§ **Material provided**:
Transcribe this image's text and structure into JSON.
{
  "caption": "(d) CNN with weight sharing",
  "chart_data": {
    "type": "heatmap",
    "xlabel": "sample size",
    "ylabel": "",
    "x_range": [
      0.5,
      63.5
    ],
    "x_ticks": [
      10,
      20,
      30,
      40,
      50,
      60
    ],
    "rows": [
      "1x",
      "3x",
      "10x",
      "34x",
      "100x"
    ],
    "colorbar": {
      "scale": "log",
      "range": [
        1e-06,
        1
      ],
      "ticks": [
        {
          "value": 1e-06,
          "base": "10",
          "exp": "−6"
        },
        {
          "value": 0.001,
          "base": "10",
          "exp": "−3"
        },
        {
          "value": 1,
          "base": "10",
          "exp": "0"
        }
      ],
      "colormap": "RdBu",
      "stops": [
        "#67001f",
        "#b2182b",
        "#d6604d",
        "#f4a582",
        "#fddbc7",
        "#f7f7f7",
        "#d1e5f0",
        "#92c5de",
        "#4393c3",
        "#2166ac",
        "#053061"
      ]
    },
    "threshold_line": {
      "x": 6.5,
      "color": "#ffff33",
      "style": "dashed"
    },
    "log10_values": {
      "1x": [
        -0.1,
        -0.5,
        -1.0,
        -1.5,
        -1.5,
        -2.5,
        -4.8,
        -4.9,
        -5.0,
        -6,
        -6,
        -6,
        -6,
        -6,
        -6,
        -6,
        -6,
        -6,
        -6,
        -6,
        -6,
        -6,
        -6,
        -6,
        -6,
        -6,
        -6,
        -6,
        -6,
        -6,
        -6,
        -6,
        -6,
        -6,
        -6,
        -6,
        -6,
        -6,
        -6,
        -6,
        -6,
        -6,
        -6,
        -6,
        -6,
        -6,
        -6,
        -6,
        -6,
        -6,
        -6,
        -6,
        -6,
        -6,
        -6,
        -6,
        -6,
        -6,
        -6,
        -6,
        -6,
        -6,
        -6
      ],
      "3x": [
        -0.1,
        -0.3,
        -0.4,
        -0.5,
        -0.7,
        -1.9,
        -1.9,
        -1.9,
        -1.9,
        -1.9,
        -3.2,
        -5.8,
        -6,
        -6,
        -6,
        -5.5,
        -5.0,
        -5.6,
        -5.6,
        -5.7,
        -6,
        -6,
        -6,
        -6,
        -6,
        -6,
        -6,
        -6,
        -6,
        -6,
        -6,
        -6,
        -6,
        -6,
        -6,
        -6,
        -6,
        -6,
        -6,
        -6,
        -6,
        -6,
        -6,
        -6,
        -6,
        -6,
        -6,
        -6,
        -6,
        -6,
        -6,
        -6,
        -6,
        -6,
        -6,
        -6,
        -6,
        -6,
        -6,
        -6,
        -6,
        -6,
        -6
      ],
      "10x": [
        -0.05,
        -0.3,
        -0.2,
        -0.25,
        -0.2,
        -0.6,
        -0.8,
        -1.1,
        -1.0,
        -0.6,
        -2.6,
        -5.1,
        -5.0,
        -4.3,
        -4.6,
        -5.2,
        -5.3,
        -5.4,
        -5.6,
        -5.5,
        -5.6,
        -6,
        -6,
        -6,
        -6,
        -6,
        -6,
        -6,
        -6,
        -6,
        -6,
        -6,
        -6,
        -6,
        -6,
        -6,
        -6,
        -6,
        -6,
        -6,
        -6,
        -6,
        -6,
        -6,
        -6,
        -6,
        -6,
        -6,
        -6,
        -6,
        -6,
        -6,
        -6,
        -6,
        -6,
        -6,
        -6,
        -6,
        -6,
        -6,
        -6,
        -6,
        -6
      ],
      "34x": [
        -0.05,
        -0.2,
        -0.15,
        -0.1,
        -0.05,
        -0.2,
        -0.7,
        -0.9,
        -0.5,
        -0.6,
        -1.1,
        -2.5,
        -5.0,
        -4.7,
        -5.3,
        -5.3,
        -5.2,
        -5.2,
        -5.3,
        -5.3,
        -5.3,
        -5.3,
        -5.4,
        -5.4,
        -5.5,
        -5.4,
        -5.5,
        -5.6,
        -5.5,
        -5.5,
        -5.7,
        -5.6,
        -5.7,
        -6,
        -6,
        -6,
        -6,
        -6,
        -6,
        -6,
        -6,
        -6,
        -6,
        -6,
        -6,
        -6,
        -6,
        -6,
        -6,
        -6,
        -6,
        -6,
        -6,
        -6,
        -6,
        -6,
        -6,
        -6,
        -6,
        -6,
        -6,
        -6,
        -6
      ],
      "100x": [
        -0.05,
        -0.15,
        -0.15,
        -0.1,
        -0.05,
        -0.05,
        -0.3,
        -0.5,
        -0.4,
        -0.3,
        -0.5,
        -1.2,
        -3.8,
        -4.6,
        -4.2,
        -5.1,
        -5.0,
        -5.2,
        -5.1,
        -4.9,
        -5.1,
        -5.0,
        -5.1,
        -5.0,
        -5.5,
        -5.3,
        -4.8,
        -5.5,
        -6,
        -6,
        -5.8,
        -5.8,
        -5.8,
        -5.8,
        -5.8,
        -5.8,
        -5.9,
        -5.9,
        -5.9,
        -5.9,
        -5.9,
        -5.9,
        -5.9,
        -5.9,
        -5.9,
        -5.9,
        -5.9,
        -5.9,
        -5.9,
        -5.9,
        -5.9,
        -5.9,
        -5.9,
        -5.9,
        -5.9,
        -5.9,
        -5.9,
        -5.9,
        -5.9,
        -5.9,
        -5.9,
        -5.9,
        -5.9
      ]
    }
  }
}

§ **Objective**:
Output the whole listing above again, word for word.

§ **Finished task**:
Transcribe this image's text and structure into JSON.
{
  "caption": "(d) CNN with weight sharing",
  "chart_data": {
    "type": "heatmap",
    "xlabel": "sample size",
    "ylabel": "",
    "x_range": [
      0.5,
      63.5
    ],
    "x_ticks": [
      10,
      20,
      30,
      40,
      50,
      60
    ],
    "rows": [
      "1x",
      "3x",
      "10x",
      "34x",
      "100x"
    ],
    "colorbar": {
      "scale": "log",
      "range": [
        1e-06,
        1
      ],
      "ticks": [
        {
          "value": 1e-06,
          "base": "10",
          "exp": "−6"
        },
        {
          "value": 0.001,
          "base": "10",
          "exp": "−3"
        },
        {
          "value": 1,
          "base": "10",
          "exp": "0"
        }
      ],
      "colormap": "RdBu",
      "stops": [
        "#67001f",
        "#b2182b",
        "#d6604d",
        "#f4a582",
        "#fddbc7",
        "#f7f7f7",
        "#d1e5f0",
        "#92c5de",
        "#4393c3",
        "#2166ac",
        "#053061"
      ]
    },
    "threshold_line": {
      "x": 6.5,
      "color": "#ffff33",
      "style": "dashed"
    },
    "log10_values": {
      "1x": [
        -0.1,
        -0.5,
        -1.0,
        -1.5,
        -1.5,
        -2.5,
        -4.8,
        -4.9,
        -5.0,
        -6,
        -6,
        -6,
        -6,
        -6,
        -6,
        -6,
        -6,
        -6,
        -6,
        -6,
        -6,
        -6,
        -6,
        -6,
        -6,
        -6,
        -6,
        -6,
        -6,
        -6,
        -6,
        -6,
        -6,
        -6,
        -6,
        -6,
        -6,
        -6,
        -6,
        -6,
        -6,
        -6,
        -6,
        -6,
        -6,
        -6,
        -6,
        -6,
        -6,
        -6,
        -6,
        -6,
        -6,
        -6,
        -6,
        -6,
        -6,
        -6,
        -6,
        -6,
        -6,
        -6,
        -6
      ],
      "3x": [
        -0.1,
        -0.3,
        -0.4,
        -0.5,
        -0.7,
        -1.9,
        -1.9,
        -1.9,
        -1.9,
        -1.9,
        -3.2,
        -5.8,
        -6,
        -6,
        -6,
        -5.5,
        -5.0,
        -5.6,
        -5.6,
        -5.7,
        -6,
        -6,
        -6,
        -6,
        -6,
        -6,
        -6,
        -6,
        -6,
        -6,
        -6,
        -6,
        -6,
        -6,
        -6,
        -6,
        -6,
        -6,
        -6,
        -6,
        -6,
        -6,
        -6,
        -6,
        -6,
        -6,
        -6,
        -6,
        -6,
        -6,
        -6,
        -6,
        -6,
        -6,
        -6,
        -6,
        -6,
        -6,
        -6,
        -6,
        -6,
        -6,
        -6
      ],
      "10x": [
        -0.05,
        -0.3,
        -0.2,
        -0.25,
        -0.2,
        -0.6,
        -0.8,
        -1.1,
        -1.0,
        -0.6,
        -2.6,
        -5.1,
        -5.0,
        -4.3,
        -4.6,
        -5.2,
        -5.3,
        -5.4,
        -5.6,
        -5.5,
        -5.6,
        -6,
        -6,
        -6,
        -6,
        -6,
        -6,
        -6,
        -6,
        -6,
        -6,
        -6,
        -6,
        -6,
        -6,
        -6,
        -6,
        -6,
        -6,
        -6,
        -6,
        -6,
        -6,
        -6,
        -6,
        -6,
        -6,
        -6,
        -6,
        -6,
        -6,
        -6,
        -6,
        -6,
        -6,
        -6,
        -6,
        -6,
        -6,
        -6,
        -6,
        -6,
        -6
      ],
      "34x": [
        -0.05,
        -0.2,
        -0.15,
        -0.1,
        -0.05,
        -0.2,
        -0.7,
        -0.9,
        -0.5,
        -0.6,
        -1.1,
        -2.5,
        -5.0,
        -4.7,
        -5.3,
        -5.3,
        -5.2,
        -5.2,
        -5.3,
        -5.3,
        -5.3,
        -5.3,
        -5.4,
        -5.4,
        -5.5,
        -5.4,
        -5.5,
        -5.6,
        -5.5,
        -5.5,
        -5.7,
        -5.6,
        -5.7,
        -6,
        -6,
        -6,
        -6,
        -6,
        -6,
        -6,
        -6,
        -6,
        -6,
        -6,
        -6,
        -6,
        -6,
        -6,
        -6,
        -6,
        -6,
        -6,
        -6,
        -6,
        -6,
        -6,
        -6,
        -6,
        -6,
        -6,
        -6,
        -6,
        -6
      ],
      "100x": [
        -0.05,
        -0.15,
        -0.15,
        -0.1,
        -0.05,
        -0.05,
        -0.3,
        -0.5,
        -0.4,
        -0.3,
        -0.5,
        -1.2,
        -3.8,
        -4.6,
        -4.2,
        -5.1,
        -5.0,
        -5.2,
        -5.1,
        -4.9,
        -5.1,
        -5.0,
        -5.1,
        -5.0,
        -5.5,
        -5.3,
        -4.8,
        -5.5,
        -6,
        -6,
        -5.8,
        -5.8,
        -5.8,
        -5.8,
        -5.8,
        -5.8,
        -5.9,
        -5.9,
        -5.9,
        -5.9,
        -5.9,
        -5.9,
        -5.9,
        -5.9,
        -5.9,
        -5.9,
        -5.9,
        -5.9,
        -5.9,
        -5.9,
        -5.9,
        -5.9,
        -5.9,
        -5.9,
        -5.9,
        -5.9,
        -5.9,
        -5.9,
        -5.9,
        -5.9,
        -5.9,
        -5.9,
        -5.9
      ]
    }
  }
}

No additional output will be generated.